TASK DIRECTIONS: Isolate every line in the records below with "глюкоза" in it.

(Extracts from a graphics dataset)
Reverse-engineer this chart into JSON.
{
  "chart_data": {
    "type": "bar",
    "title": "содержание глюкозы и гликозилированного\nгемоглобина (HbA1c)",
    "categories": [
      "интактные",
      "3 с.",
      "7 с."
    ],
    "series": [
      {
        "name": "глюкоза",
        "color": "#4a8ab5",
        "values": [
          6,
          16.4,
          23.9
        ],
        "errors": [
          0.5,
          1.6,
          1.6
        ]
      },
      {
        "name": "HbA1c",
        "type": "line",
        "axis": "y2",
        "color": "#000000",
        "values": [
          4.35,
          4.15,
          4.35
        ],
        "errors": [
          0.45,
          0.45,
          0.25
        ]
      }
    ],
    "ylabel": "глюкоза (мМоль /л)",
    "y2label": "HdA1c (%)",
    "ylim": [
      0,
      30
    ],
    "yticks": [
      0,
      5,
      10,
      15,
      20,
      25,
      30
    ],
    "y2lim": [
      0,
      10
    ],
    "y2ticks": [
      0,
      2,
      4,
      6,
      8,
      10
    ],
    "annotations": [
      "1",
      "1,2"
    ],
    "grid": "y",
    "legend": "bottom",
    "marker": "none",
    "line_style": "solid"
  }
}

EXERCISE OUTPUT:
        "name": "глюкоза",
    "ylabel": "глюкоза (мМоль /л)",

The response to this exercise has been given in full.